■ What to do:
Write out the data again in full, exactly as it reads.

[Stored items]
☆ ☆ ☆ ☆
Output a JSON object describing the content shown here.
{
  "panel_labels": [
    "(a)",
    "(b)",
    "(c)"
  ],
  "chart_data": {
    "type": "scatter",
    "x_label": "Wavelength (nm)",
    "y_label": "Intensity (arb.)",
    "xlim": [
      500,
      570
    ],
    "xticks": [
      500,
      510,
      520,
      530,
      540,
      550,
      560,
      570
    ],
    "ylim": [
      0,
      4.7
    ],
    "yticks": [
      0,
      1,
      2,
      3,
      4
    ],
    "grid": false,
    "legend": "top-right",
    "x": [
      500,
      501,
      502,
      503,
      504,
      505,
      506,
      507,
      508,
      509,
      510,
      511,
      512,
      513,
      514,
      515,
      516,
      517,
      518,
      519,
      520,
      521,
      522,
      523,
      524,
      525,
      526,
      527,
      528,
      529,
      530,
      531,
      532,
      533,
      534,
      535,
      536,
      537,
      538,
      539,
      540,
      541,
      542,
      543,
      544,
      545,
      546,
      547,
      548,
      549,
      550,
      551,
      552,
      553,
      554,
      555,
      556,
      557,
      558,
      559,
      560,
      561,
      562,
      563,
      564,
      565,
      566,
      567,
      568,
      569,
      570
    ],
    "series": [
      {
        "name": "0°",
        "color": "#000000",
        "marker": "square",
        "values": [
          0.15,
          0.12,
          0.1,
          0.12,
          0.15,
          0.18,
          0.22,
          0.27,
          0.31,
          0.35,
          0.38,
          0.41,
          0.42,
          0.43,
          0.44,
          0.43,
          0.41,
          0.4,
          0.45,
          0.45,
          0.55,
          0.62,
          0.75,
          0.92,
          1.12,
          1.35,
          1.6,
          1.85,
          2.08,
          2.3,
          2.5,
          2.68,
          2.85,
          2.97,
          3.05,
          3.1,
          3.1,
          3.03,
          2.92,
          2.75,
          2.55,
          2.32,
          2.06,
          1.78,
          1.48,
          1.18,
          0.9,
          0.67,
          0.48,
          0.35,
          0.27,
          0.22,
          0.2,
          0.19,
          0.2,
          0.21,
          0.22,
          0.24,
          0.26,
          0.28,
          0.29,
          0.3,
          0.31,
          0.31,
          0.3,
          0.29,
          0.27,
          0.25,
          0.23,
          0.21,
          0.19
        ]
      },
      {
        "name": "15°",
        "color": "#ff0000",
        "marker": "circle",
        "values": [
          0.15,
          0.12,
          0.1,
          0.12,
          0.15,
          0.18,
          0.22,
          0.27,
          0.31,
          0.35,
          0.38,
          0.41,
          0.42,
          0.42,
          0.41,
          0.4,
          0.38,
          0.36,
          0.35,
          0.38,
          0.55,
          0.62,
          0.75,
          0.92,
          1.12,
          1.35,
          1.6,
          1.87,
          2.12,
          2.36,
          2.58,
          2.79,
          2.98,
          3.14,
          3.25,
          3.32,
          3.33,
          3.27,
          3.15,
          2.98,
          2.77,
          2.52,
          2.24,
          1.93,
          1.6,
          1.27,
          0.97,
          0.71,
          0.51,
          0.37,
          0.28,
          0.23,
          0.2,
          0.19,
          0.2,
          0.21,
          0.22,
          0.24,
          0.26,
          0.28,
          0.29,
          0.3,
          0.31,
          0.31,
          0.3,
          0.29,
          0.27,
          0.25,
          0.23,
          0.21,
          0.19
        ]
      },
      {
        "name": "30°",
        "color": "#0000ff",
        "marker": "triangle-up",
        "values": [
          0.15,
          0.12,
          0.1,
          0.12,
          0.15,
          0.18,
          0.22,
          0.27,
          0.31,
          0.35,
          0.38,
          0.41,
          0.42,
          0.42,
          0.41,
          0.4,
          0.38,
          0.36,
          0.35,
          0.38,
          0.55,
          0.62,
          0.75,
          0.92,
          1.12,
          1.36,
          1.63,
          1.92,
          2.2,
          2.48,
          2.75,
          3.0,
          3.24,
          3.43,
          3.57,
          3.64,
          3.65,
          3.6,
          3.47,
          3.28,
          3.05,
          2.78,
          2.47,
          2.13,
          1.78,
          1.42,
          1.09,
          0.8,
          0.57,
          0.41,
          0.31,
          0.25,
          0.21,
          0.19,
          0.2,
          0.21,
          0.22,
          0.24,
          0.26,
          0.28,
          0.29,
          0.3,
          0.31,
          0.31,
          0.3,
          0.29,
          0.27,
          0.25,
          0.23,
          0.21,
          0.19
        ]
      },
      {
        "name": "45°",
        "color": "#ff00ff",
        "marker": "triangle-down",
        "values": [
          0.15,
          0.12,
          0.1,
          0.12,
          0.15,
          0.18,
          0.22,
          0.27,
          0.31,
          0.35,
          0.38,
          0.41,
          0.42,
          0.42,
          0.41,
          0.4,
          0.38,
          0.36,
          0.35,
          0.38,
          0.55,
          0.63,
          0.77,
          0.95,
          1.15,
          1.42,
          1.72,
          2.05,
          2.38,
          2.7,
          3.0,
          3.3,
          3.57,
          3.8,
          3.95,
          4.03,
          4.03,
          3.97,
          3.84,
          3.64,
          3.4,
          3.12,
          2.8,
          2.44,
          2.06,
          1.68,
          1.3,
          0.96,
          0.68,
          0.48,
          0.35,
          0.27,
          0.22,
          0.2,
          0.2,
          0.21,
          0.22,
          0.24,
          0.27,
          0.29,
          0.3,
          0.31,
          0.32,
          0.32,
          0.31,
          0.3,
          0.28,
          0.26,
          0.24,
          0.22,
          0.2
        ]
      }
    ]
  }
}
☆ ☆ ☆ ☆
■ Solved exercise:
Output a JSON object describing the content shown here.
{
  "panel_labels": [
    "(a)",
    "(b)",
    "(c)"
  ],
  "chart_data": {
    "type": "scatter",
    "x_label": "Wavelength (nm)",
    "y_label": "Intensity (arb.)",
    "xlim": [
      500,
      570
    ],
    "xticks": [
      500,
      510,
      520,
      530,
      540,
      550,
      560,
      570
    ],
    "ylim": [
      0,
      4.7
    ],
    "yticks": [
      0,
      1,
      2,
      3,
      4
    ],
    "grid": false,
    "legend": "top-right",
    "x": [
      500,
      501,
      502,
      503,
      504,
      505,
      506,
      507,
      508,
      509,
      510,
      511,
      512,
      513,
      514,
      515,
      516,
      517,
      518,
      519,
      520,
      521,
      522,
      523,
      524,
      525,
      526,
      527,
      528,
      529,
      530,
      531,
      532,
      533,
      534,
      535,
      536,
      537,
      538,
      539,
      540,
      541,
      542,
      543,
      544,
      545,
      546,
      547,
      548,
      549,
      550,
      551,
      552,
      553,
      554,
      555,
      556,
      557,
      558,
      559,
      560,
      561,
      562,
      563,
      564,
      565,
      566,
      567,
      568,
      569,
      570
    ],
    "series": [
      {
        "name": "0°",
        "color": "#000000",
        "marker": "square",
        "values": [
          0.15,
          0.12,
          0.1,
          0.12,
          0.15,
          0.18,
          0.22,
          0.27,
          0.31,
          0.35,
          0.38,
          0.41,
          0.42,
          0.43,
          0.44,
          0.43,
          0.41,
          0.4,
          0.45,
          0.45,
          0.55,
          0.62,
          0.75,
          0.92,
          1.12,
          1.35,
          1.6,
          1.85,
          2.08,
          2.3,
          2.5,
          2.68,
          2.85,
          2.97,
          3.05,
          3.1,
          3.1,
          3.03,
          2.92,
          2.75,
          2.55,
          2.32,
          2.06,
          1.78,
          1.48,
          1.18,
          0.9,
          0.67,
          0.48,
          0.35,
          0.27,
          0.22,
          0.2,
          0.19,
          0.2,
          0.21,
          0.22,
          0.24,
          0.26,
          0.28,
          0.29,
          0.3,
          0.31,
          0.31,
          0.3,
          0.29,
          0.27,
          0.25,
          0.23,
          0.21,
          0.19
        ]
      },
      {
        "name": "15°",
        "color": "#ff0000",
        "marker": "circle",
        "values": [
          0.15,
          0.12,
          0.1,
          0.12,
          0.15,
          0.18,
          0.22,
          0.27,
          0.31,
          0.35,
          0.38,
          0.41,
          0.42,
          0.42,
          0.41,
          0.4,
          0.38,
          0.36,
          0.35,
          0.38,
          0.55,
          0.62,
          0.75,
          0.92,
          1.12,
          1.35,
          1.6,
          1.87,
          2.12,
          2.36,
          2.58,
          2.79,
          2.98,
          3.14,
          3.25,
          3.32,
          3.33,
          3.27,
          3.15,
          2.98,
          2.77,
          2.52,
          2.24,
          1.93,
          1.6,
          1.27,
          0.97,
          0.71,
          0.51,
          0.37,
          0.28,
          0.23,
          0.2,
          0.19,
          0.2,
          0.21,
          0.22,
          0.24,
          0.26,
          0.28,
          0.29,
          0.3,
          0.31,
          0.31,
          0.3,
          0.29,
          0.27,
          0.25,
          0.23,
          0.21,
          0.19
        ]
      },
      {
        "name": "30°",
        "color": "#0000ff",
        "marker": "triangle-up",
        "values": [
          0.15,
          0.12,
          0.1,
          0.12,
          0.15,
          0.18,
          0.22,
          0.27,
          0.31,
          0.35,
          0.38,
          0.41,
          0.42,
          0.42,
          0.41,
          0.4,
          0.38,
          0.36,
          0.35,
          0.38,
          0.55,
          0.62,
          0.75,
          0.92,
          1.12,
          1.36,
          1.63,
          1.92,
          2.2,
          2.48,
          2.75,
          3.0,
          3.24,
          3.43,
          3.57,
          3.64,
          3.65,
          3.6,
          3.47,
          3.28,
          3.05,
          2.78,
          2.47,
          2.13,
          1.78,
          1.42,
          1.09,
          0.8,
          0.57,
          0.41,
          0.31,
          0.25,
          0.21,
          0.19,
          0.2,
          0.21,
          0.22,
          0.24,
          0.26,
          0.28,
          0.29,
          0.3,
          0.31,
          0.31,
          0.3,
          0.29,
          0.27,
          0.25,
          0.23,
          0.21,
          0.19
        ]
      },
      {
        "name": "45°",
        "color": "#ff00ff",
        "marker": "triangle-down",
        "values": [
          0.15,
          0.12,
          0.1,
          0.12,
          0.15,
          0.18,
          0.22,
          0.27,
          0.31,
          0.35,
          0.38,
          0.41,
          0.42,
          0.42,
          0.41,
          0.4,
          0.38,
          0.36,
          0.35,
          0.38,
          0.55,
          0.63,
          0.77,
          0.95,
          1.15,
          1.42,
          1.72,
          2.05,
          2.38,
          2.7,
          3.0,
          3.3,
          3.57,
          3.8,
          3.95,
          4.03,
          4.03,
          3.97,
          3.84,
          3.64,
          3.4,
          3.12,
          2.8,
          2.44,
          2.06,
          1.68,
          1.3,
          0.96,
          0.68,
          0.48,
          0.35,
          0.27,
          0.22,
          0.2,
          0.2,
          0.21,
          0.22,
          0.24,
          0.27,
          0.29,
          0.3,
          0.31,
          0.32,
          0.32,
          0.31,
          0.3,
          0.28,
          0.26,
          0.24,
          0.22,
          0.2
        ]
      }
    ]
  }
}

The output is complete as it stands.